● **Task objective**:
Down to the final line, write out the data below exactly.

● **Information**:
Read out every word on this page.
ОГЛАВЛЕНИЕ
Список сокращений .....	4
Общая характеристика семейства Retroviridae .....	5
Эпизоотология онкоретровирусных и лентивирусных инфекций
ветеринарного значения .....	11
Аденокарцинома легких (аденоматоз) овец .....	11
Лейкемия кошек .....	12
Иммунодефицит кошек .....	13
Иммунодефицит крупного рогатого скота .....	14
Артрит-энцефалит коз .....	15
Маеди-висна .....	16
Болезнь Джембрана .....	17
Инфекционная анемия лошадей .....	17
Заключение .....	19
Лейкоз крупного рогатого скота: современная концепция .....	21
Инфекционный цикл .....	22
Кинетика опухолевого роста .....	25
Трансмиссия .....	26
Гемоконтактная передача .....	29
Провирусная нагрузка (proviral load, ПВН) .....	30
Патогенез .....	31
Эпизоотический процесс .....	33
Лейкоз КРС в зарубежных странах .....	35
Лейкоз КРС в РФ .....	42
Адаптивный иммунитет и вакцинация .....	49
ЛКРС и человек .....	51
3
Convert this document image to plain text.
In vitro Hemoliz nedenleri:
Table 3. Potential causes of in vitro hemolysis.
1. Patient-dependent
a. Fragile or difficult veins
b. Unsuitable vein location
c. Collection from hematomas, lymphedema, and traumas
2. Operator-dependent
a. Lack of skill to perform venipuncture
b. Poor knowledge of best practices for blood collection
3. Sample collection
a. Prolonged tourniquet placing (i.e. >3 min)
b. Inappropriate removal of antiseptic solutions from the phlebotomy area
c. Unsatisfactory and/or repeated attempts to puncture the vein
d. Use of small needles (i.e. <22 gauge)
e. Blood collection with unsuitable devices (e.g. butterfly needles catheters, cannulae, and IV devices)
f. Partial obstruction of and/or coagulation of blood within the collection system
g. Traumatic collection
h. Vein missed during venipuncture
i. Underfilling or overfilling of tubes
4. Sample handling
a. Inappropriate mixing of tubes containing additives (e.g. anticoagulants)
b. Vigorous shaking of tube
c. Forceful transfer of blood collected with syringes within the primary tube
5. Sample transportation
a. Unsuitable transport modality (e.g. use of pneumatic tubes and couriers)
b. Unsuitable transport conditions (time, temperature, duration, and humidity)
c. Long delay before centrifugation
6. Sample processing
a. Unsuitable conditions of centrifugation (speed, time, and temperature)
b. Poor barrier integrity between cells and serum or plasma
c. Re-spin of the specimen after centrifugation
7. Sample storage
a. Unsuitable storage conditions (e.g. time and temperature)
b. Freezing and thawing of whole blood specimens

● **Exercise result**:
Read out every word on this page.
ОГЛАВЛЕНИЕ
Список сокращений .....	4
Общая характеристика семейства Retroviridae .....	5
Эпизоотология онкоретровирусных и лентивирусных инфекций
ветеринарного значения .....	11
Аденокарцинома легких (аденоматоз) овец .....	11
Лейкемия кошек .....	12
Иммунодефицит кошек .....	13
Иммунодефицит крупного рогатого скота .....	14
Артрит-энцефалит коз .....	15
Маеди-висна .....	16
Болезнь Джембрана .....	17
Инфекционная анемия лошадей .....	17
Заключение .....	19
Лейкоз крупного рогатого скота: современная концепция .....	21
Инфекционный цикл .....	22
Кинетика опухолевого роста .....	25
Трансмиссия .....	26
Гемоконтактная передача .....	29
Провирусная нагрузка (proviral load, ПВН) .....	30
Патогенез .....	31
Эпизоотический процесс .....	33
Лейкоз КРС в зарубежных странах .....	35
Лейкоз КРС в РФ .....	42
Адаптивный иммунитет и вакцинация .....	49
ЛКРС и человек .....	51
3
Convert this document image to plain text.
In vitro Hemoliz nedenleri:
Table 3. Potential causes of in vitro hemolysis.
1. Patient-dependent
a. Fragile or difficult veins
b. Unsuitable vein location
c. Collection from hematomas, lymphedema, and traumas
2. Operator-dependent
a. Lack of skill to perform venipuncture
b. Poor knowledge of best practices for blood collection
3. Sample collection
a. Prolonged tourniquet placing (i.e. >3 min)
b. Inappropriate removal of antiseptic solutions from the phlebotomy area
c. Unsatisfactory and/or repeated attempts to puncture the vein
d. Use of small needles (i.e. <22 gauge)
e. Blood collection with unsuitable devices (e.g. butterfly needles catheters, cannulae, and IV devices)
f. Partial obstruction of and/or coagulation of blood within the collection system
g. Traumatic collection
h. Vein missed during venipuncture
i. Underfilling or overfilling of tubes
4. Sample handling
a. Inappropriate mixing of tubes containing additives (e.g. anticoagulants)
b. Vigorous shaking of tube
c. Forceful transfer of blood collected with syringes within the primary tube
5. Sample transportation
a. Unsuitable transport modality (e.g. use of pneumatic tubes and couriers)
b. Unsuitable transport conditions (time, temperature, duration, and humidity)
c. Long delay before centrifugation
6. Sample processing
a. Unsuitable conditions of centrifugation (speed, time, and temperature)
b. Poor barrier integrity between cells and serum or plasma
c. Re-spin of the specimen after centrifugation
7. Sample storage
a. Unsuitable storage conditions (e.g. time and temperature)
b. Freezing and thawing of whole blood specimens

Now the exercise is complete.